▶ **Task objective**
The data below must be copied in full and without any change.

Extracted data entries
########
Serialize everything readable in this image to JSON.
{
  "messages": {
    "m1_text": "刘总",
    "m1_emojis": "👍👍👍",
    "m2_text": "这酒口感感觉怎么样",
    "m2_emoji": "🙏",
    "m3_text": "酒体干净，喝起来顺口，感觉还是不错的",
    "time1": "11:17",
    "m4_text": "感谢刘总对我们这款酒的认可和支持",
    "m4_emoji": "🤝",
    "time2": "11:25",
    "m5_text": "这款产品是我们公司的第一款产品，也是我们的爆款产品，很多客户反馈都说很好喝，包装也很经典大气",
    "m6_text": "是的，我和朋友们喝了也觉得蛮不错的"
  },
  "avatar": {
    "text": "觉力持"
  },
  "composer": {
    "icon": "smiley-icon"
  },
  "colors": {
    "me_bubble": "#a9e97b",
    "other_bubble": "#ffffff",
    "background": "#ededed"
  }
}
########
▶ **Worked solution**
Serialize everything readable in this image to JSON.
{
  "messages": {
    "m1_text": "刘总",
    "m1_emojis": "👍👍👍",
    "m2_text": "这酒口感感觉怎么样",
    "m2_emoji": "🙏",
    "m3_text": "酒体干净，喝起来顺口，感觉还是不错的",
    "time1": "11:17",
    "m4_text": "感谢刘总对我们这款酒的认可和支持",
    "m4_emoji": "🤝",
    "time2": "11:25",
    "m5_text": "这款产品是我们公司的第一款产品，也是我们的爆款产品，很多客户反馈都说很好喝，包装也很经典大气",
    "m6_text": "是的，我和朋友们喝了也觉得蛮不错的"
  },
  "avatar": {
    "text": "觉力持"
  },
  "composer": {
    "icon": "smiley-icon"
  },
  "colors": {
    "me_bubble": "#a9e97b",
    "other_bubble": "#ffffff",
    "background": "#ededed"
  }
}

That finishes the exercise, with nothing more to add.